▶ **Exercise**
Report every line from the material that contains the word "handle".

**** Dataset records

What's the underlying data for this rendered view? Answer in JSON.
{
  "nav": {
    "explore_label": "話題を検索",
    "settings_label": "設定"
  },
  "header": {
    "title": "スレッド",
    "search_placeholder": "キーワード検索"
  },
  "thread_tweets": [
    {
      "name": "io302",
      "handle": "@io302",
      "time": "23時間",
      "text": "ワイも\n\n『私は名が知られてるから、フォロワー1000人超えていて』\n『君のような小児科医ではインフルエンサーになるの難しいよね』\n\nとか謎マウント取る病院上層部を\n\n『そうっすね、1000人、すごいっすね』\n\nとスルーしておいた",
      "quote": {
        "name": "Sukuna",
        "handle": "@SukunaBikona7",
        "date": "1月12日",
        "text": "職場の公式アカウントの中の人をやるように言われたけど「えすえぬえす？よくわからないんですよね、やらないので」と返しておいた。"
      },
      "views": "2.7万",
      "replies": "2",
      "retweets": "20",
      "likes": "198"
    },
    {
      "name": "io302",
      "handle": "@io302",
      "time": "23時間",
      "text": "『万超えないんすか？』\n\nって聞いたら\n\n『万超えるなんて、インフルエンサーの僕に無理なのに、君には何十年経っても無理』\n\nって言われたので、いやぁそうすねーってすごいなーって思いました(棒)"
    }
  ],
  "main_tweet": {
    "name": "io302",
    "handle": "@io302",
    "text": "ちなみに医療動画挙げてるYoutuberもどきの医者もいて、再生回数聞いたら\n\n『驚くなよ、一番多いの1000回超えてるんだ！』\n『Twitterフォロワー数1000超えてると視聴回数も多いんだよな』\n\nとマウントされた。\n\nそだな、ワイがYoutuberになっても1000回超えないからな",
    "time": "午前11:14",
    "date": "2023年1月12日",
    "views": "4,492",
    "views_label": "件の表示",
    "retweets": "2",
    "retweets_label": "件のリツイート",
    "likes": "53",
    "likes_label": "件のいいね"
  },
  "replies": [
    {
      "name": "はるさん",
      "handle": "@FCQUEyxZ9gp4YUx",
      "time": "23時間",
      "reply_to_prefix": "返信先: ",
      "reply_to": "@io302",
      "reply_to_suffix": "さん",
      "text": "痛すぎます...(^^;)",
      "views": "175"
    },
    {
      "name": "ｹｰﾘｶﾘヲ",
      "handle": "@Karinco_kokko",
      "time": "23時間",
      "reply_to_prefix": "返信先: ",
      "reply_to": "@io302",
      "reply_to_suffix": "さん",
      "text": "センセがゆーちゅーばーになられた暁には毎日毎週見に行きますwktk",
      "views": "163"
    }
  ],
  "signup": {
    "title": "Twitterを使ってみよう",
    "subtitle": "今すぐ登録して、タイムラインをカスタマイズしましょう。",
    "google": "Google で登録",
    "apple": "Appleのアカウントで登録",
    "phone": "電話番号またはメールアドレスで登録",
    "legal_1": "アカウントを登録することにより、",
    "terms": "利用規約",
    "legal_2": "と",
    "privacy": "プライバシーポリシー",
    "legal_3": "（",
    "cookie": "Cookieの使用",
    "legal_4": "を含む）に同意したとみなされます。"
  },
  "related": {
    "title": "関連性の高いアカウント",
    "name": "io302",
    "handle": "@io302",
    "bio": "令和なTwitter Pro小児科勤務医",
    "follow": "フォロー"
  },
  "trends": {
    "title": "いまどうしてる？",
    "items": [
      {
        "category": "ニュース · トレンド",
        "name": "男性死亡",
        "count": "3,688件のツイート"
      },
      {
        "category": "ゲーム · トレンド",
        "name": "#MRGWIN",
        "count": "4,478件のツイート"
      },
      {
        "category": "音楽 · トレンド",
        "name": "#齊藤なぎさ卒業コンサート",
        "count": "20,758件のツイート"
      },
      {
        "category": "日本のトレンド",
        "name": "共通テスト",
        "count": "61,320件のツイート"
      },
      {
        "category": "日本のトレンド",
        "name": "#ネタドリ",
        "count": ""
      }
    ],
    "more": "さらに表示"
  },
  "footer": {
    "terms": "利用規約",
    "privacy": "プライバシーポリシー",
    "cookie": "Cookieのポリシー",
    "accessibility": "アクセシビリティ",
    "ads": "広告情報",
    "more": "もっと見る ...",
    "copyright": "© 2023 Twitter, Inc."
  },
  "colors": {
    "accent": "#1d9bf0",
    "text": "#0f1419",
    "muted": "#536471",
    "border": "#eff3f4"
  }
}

********

▶ **Output of the task**
      "handle": "@io302",
        "handle": "@SukunaBikona7",
      "handle": "@io302",
    "handle": "@io302",
      "handle": "@FCQUEyxZ9gp4YUx",
      "handle": "@Karinco_kokko",
    "handle": "@io302",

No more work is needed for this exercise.